DIE AUFGABE:
Schreib alle folgenden Einträge Zeile für Zeile ab, ohne etwas daran zu ändern.

DATENZEILEN:
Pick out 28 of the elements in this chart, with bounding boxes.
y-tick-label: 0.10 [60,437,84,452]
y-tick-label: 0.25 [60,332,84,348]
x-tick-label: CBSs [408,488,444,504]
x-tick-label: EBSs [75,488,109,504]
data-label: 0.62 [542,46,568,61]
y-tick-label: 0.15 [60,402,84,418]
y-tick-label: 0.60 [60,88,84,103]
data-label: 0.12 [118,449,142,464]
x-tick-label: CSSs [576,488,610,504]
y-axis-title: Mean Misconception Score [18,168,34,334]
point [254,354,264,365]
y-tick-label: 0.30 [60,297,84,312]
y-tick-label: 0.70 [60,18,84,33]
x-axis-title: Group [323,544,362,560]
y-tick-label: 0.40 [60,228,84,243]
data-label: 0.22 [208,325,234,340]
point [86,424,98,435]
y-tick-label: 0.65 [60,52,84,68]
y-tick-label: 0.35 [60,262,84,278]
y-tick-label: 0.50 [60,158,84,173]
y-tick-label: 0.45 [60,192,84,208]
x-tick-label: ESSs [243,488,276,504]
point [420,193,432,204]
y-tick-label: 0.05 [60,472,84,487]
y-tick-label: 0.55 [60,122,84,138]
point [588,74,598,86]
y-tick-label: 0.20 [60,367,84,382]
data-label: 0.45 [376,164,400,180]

LÖSUNG:
Pick out 28 of the elements in this chart, with bounding boxes.
y-tick-label: 0.10 [60,437,84,452]
y-tick-label: 0.25 [60,332,84,348]
x-tick-label: CBSs [408,488,444,504]
x-tick-label: EBSs [75,488,109,504]
data-label: 0.62 [542,46,568,61]
y-tick-label: 0.15 [60,402,84,418]
y-tick-label: 0.60 [60,88,84,103]
data-label: 0.12 [118,449,142,464]
x-tick-label: CSSs [576,488,610,504]
y-axis-title: Mean Misconception Score [18,168,34,334]
point [254,354,264,365]
y-tick-label: 0.30 [60,297,84,312]
y-tick-label: 0.70 [60,18,84,33]
x-axis-title: Group [323,544,362,560]
y-tick-label: 0.40 [60,228,84,243]
data-label: 0.22 [208,325,234,340]
point [86,424,98,435]
y-tick-label: 0.65 [60,52,84,68]
y-tick-label: 0.35 [60,262,84,278]
y-tick-label: 0.50 [60,158,84,173]
y-tick-label: 0.45 [60,192,84,208]
x-tick-label: ESSs [243,488,276,504]
point [420,193,432,204]
y-tick-label: 0.05 [60,472,84,487]
y-tick-label: 0.55 [60,122,84,138]
point [588,74,598,86]
y-tick-label: 0.20 [60,367,84,382]
data-label: 0.45 [376,164,400,180]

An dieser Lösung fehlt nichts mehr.